──────── GIVEN RECORDS

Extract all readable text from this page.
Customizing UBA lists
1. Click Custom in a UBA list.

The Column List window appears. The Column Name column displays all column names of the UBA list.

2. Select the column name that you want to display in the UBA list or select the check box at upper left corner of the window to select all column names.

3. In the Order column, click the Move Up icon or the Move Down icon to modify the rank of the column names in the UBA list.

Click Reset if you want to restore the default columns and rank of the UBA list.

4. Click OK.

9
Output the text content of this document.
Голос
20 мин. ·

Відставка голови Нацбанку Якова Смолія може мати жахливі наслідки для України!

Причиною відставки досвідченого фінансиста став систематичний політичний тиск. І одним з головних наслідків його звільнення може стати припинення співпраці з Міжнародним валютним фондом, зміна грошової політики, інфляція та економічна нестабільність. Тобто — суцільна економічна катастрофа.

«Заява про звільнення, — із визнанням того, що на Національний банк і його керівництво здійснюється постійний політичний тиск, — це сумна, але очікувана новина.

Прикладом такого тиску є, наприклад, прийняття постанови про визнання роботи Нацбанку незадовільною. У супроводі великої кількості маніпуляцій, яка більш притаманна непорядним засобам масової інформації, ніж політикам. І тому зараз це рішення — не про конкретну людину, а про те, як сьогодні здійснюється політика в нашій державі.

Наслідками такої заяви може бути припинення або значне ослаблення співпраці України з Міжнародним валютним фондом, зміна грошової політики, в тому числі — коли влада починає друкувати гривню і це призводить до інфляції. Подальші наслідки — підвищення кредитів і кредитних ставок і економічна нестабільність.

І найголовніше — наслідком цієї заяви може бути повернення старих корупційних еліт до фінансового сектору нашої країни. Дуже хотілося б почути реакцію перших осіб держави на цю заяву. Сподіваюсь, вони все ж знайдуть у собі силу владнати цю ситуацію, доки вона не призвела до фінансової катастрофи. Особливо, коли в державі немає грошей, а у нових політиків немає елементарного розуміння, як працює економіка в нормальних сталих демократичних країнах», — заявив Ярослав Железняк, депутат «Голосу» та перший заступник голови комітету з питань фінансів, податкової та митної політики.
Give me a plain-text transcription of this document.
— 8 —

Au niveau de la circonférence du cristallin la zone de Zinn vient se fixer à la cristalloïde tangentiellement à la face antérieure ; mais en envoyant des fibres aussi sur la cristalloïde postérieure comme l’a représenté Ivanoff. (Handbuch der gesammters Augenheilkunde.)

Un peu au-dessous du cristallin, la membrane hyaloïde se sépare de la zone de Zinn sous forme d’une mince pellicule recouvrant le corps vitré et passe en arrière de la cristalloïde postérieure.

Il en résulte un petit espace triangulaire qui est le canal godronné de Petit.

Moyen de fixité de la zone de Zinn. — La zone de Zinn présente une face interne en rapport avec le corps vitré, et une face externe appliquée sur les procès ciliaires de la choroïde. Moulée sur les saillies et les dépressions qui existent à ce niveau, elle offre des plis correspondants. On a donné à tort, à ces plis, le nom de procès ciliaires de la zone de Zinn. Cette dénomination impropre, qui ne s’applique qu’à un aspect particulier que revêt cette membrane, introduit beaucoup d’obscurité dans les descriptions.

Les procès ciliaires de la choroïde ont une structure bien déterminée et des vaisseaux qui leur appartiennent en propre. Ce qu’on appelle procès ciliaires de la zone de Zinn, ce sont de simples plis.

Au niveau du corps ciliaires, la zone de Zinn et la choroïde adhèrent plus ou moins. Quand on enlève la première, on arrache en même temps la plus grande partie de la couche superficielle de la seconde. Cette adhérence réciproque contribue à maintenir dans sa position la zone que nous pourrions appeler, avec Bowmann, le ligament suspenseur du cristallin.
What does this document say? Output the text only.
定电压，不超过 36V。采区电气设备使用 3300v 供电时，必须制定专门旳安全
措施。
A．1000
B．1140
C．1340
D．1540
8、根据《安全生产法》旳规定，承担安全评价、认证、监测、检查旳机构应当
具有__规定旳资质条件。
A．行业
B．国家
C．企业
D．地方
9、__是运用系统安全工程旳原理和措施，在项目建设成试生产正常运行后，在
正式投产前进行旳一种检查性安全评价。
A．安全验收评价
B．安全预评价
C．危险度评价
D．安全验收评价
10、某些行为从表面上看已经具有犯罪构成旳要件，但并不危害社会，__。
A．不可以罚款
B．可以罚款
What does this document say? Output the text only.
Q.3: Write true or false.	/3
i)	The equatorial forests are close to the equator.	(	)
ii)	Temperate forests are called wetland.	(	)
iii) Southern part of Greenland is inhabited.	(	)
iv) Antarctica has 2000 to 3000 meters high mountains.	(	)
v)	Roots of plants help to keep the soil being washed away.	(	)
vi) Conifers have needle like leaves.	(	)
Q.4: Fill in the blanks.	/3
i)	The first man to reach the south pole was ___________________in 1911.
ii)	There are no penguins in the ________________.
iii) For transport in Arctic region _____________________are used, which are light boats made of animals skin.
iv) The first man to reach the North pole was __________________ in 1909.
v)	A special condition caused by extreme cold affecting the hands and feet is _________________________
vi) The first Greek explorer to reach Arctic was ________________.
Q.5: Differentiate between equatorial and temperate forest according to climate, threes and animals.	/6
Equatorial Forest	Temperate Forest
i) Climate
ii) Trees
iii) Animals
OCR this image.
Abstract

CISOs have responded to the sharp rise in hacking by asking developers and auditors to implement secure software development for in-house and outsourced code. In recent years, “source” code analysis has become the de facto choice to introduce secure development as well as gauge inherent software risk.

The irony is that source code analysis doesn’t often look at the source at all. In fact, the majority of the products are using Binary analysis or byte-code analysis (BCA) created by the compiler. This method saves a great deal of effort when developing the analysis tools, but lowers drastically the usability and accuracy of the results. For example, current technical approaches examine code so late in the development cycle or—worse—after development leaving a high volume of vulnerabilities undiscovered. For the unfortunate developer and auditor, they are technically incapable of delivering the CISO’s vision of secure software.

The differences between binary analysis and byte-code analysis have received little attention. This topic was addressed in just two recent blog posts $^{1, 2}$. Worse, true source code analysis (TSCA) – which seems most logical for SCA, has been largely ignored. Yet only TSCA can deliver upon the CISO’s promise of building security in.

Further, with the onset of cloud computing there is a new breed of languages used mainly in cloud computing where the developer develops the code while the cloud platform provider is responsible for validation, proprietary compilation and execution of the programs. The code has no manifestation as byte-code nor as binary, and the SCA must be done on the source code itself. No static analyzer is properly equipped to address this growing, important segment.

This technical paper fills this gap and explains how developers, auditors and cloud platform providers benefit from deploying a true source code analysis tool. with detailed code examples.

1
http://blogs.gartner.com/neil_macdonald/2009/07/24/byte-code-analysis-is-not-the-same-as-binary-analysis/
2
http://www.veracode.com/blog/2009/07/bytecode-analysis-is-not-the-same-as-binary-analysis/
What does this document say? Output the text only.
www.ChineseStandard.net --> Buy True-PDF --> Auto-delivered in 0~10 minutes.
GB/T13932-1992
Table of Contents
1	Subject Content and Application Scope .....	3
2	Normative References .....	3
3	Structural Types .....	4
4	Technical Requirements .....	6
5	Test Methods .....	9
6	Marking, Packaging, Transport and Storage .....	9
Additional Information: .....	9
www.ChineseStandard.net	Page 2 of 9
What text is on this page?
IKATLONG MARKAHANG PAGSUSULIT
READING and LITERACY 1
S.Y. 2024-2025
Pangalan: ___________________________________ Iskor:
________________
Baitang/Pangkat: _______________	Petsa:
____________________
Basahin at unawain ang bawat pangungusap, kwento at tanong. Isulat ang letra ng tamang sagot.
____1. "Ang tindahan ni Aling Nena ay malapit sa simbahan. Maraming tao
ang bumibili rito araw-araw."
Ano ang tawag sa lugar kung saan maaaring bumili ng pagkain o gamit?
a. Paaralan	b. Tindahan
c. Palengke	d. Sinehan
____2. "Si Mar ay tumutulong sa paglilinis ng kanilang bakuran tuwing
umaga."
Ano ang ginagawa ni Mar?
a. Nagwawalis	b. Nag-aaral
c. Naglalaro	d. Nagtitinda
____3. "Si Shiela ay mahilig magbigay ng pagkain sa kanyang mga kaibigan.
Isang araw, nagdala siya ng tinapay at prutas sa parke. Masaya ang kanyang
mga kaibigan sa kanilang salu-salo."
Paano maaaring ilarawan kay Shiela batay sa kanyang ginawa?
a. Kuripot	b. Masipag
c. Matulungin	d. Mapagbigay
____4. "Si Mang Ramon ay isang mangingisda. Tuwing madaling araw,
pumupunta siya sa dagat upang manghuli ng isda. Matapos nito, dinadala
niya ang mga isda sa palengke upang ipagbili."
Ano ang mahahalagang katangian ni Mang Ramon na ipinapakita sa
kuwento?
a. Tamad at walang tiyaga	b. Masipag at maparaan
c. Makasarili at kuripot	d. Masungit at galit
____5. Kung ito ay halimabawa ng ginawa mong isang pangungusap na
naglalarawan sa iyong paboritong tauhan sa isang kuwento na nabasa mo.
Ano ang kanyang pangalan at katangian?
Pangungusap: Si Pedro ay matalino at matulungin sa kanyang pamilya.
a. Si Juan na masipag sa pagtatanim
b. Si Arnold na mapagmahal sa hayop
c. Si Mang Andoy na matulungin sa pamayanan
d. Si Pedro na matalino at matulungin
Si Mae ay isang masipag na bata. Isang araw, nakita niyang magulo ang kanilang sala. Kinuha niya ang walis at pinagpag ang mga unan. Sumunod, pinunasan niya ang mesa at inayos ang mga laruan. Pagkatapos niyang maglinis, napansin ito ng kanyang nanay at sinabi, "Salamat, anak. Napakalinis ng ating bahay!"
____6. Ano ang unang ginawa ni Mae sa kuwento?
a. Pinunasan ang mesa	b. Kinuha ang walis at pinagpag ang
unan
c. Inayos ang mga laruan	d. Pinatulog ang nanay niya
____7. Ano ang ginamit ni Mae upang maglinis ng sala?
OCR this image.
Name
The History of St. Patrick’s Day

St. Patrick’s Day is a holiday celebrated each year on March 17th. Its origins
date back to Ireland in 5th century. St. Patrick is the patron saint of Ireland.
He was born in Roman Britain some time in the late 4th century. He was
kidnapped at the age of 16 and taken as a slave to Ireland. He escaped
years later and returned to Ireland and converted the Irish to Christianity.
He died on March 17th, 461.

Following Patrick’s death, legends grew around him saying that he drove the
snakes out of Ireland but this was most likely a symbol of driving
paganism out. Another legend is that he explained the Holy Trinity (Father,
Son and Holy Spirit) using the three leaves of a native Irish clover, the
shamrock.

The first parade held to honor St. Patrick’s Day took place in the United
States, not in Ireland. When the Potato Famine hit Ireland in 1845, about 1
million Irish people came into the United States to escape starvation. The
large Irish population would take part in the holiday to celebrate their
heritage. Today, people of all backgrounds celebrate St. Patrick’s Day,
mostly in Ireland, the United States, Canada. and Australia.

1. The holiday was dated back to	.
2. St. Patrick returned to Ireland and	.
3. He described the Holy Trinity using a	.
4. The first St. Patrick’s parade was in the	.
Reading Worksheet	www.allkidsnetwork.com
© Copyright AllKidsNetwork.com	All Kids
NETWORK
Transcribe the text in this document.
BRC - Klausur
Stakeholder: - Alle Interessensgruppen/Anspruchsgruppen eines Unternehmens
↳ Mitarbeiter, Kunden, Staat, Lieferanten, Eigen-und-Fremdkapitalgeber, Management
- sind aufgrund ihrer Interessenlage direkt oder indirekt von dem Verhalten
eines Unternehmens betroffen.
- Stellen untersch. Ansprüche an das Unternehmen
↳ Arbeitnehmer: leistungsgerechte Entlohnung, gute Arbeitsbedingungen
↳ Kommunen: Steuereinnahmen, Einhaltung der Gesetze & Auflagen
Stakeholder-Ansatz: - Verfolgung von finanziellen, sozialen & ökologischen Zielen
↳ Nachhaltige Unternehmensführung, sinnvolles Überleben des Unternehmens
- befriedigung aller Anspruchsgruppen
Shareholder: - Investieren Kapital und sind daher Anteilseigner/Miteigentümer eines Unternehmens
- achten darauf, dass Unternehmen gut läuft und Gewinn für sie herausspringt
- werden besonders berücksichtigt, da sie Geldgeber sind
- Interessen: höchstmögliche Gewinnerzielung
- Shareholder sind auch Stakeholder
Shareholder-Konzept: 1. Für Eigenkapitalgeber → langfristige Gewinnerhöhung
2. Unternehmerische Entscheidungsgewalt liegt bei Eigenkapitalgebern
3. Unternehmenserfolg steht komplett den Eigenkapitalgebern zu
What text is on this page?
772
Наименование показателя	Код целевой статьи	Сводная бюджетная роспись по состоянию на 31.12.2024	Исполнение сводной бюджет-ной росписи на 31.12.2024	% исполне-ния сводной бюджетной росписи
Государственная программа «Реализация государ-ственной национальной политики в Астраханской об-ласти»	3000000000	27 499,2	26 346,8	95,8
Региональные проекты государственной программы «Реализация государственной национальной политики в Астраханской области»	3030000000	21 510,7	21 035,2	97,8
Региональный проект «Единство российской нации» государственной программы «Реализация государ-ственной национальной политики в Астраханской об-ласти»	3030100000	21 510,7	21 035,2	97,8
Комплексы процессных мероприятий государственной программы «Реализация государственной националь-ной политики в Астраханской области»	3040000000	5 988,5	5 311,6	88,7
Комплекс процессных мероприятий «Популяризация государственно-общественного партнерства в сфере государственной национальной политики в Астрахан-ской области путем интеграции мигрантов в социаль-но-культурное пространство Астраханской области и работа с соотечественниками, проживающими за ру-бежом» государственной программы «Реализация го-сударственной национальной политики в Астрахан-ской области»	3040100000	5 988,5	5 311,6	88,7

────────────────

#### [OBJECTIVE]
Filter out every line that lacks the word "first", and copy the rest.

#### [RESPONSE]
i)	The first man to reach the south pole was ___________________in 1911.
iv) The first man to reach the North pole was __________________ in 1909.
vi) The first Greek explorer to reach Arctic was ________________.
The first parade held to honor St. Patrick’s Day took place in the United
4. The first St. Patrick’s parade was in the	.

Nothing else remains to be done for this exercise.